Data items
-------------------------

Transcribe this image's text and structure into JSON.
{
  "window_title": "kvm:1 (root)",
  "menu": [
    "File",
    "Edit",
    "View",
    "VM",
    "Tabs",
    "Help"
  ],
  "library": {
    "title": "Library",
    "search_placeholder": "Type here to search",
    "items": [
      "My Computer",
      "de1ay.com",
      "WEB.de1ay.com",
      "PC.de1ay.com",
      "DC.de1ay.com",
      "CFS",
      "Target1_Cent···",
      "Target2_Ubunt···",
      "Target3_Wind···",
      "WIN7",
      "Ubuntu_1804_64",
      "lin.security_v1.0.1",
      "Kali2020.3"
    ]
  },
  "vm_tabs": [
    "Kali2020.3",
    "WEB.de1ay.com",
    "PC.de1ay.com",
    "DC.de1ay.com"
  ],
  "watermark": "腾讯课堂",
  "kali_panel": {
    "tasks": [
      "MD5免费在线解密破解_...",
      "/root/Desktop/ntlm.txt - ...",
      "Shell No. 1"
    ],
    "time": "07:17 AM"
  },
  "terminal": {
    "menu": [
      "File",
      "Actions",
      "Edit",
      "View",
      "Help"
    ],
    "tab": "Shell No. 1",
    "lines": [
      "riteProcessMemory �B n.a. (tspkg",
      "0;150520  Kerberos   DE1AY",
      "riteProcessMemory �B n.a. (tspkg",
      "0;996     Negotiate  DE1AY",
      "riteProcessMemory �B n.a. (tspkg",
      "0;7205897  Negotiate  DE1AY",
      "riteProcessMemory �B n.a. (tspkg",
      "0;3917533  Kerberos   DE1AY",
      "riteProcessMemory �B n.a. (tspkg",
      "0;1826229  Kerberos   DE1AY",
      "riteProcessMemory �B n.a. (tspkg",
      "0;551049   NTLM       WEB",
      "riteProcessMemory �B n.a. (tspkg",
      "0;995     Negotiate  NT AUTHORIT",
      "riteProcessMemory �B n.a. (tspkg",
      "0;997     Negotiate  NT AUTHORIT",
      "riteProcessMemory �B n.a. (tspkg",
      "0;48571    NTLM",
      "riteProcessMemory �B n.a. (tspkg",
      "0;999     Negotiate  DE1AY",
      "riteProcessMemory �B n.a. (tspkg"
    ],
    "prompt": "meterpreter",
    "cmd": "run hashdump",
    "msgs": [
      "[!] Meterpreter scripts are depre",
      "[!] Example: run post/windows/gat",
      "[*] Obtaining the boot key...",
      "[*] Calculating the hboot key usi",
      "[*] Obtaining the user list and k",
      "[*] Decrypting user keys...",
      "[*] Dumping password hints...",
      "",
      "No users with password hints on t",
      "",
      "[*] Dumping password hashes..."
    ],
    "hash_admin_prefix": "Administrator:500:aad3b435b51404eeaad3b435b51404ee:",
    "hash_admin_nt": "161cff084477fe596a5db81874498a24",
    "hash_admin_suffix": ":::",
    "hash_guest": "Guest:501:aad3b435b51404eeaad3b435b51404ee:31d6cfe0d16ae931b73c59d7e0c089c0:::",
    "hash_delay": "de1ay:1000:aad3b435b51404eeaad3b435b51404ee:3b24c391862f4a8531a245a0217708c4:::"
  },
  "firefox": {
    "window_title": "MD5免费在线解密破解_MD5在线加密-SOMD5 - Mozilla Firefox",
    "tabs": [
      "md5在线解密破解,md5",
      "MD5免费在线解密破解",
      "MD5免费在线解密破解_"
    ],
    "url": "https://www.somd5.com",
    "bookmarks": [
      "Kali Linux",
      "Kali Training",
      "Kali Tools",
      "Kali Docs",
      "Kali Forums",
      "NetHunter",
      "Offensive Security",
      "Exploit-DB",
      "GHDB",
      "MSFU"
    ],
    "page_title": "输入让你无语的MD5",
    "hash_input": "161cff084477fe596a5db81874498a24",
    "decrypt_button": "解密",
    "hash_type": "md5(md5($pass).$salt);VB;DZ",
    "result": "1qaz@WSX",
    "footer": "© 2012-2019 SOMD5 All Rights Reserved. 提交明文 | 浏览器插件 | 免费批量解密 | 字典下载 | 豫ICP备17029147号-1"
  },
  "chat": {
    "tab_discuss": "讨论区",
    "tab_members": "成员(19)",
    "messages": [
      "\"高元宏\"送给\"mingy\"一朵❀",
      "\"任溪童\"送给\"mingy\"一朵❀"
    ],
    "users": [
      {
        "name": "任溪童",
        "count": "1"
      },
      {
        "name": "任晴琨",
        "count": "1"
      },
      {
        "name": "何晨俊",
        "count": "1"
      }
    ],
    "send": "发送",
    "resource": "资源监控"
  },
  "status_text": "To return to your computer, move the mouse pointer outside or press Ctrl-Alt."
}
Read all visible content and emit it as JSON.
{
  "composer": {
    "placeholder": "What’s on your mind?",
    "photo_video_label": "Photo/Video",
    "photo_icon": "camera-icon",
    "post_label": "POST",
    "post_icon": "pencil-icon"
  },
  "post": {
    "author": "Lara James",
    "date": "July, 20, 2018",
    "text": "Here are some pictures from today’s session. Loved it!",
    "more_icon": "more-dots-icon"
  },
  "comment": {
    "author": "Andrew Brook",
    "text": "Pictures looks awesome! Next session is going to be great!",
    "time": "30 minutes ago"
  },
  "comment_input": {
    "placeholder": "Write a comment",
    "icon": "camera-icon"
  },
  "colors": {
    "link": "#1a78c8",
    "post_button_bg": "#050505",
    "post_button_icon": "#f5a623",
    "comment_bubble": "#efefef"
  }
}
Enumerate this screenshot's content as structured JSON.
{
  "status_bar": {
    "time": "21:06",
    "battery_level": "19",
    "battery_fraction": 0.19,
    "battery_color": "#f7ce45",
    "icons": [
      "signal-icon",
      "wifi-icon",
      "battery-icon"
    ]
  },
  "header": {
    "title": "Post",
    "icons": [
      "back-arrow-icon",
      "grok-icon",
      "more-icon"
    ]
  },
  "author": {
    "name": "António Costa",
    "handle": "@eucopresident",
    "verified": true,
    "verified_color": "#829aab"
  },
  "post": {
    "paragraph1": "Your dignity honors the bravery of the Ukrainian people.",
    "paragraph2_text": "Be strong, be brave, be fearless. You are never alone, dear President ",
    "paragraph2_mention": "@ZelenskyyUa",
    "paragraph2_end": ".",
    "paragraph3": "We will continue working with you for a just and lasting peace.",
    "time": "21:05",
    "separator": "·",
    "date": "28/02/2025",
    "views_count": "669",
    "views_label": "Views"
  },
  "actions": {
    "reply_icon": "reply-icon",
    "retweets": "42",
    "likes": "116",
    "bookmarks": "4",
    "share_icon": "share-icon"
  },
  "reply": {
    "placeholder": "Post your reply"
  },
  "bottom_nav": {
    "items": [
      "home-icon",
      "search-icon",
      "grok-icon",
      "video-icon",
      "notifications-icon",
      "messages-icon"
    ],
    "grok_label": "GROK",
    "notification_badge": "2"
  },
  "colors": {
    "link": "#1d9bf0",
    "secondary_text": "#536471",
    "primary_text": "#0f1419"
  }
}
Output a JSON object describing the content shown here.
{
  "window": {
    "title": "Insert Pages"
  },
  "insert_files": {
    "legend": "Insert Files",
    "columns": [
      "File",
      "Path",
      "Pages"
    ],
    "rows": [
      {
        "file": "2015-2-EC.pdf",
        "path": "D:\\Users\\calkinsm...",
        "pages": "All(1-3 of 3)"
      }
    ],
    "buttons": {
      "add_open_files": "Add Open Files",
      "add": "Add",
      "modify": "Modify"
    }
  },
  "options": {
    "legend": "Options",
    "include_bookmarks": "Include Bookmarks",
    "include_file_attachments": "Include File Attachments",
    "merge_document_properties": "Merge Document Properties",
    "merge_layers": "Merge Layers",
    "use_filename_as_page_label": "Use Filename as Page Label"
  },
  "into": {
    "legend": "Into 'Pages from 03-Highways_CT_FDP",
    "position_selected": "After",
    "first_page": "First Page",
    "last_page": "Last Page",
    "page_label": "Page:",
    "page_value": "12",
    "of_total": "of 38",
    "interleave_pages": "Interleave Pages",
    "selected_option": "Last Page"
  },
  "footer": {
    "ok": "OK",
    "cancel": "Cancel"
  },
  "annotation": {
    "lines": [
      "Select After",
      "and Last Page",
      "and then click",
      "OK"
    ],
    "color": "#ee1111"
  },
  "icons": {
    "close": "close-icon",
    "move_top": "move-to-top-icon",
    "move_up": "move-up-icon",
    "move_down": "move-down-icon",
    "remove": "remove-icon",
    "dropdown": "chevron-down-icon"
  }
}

-------------------------

WHAT IS NEEDED:
Extract exactly the lines between the line containing "Output a JSON" and the end of the data, including both.

SOLVED EXERCISE:
Output a JSON object describing the content shown here.
{
  "window": {
    "title": "Insert Pages"
  },
  "insert_files": {
    "legend": "Insert Files",
    "columns": [
      "File",
      "Path",
      "Pages"
    ],
    "rows": [
      {
        "file": "2015-2-EC.pdf",
        "path": "D:\\Users\\calkinsm...",
        "pages": "All(1-3 of 3)"
      }
    ],
    "buttons": {
      "add_open_files": "Add Open Files",
      "add": "Add",
      "modify": "Modify"
    }
  },
  "options": {
    "legend": "Options",
    "include_bookmarks": "Include Bookmarks",
    "include_file_attachments": "Include File Attachments",
    "merge_document_properties": "Merge Document Properties",
    "merge_layers": "Merge Layers",
    "use_filename_as_page_label": "Use Filename as Page Label"
  },
  "into": {
    "legend": "Into 'Pages from 03-Highways_CT_FDP",
    "position_selected": "After",
    "first_page": "First Page",
    "last_page": "Last Page",
    "page_label": "Page:",
    "page_value": "12",
    "of_total": "of 38",
    "interleave_pages": "Interleave Pages",
    "selected_option": "Last Page"
  },
  "footer": {
    "ok": "OK",
    "cancel": "Cancel"
  },
  "annotation": {
    "lines": [
      "Select After",
      "and Last Page",
      "and then click",
      "OK"
    ],
    "color": "#ee1111"
  },
  "icons": {
    "close": "close-icon",
    "move_top": "move-to-top-icon",
    "move_up": "move-up-icon",
    "move_down": "move-down-icon",
    "remove": "remove-icon",
    "dropdown": "chevron-down-icon"
  }
}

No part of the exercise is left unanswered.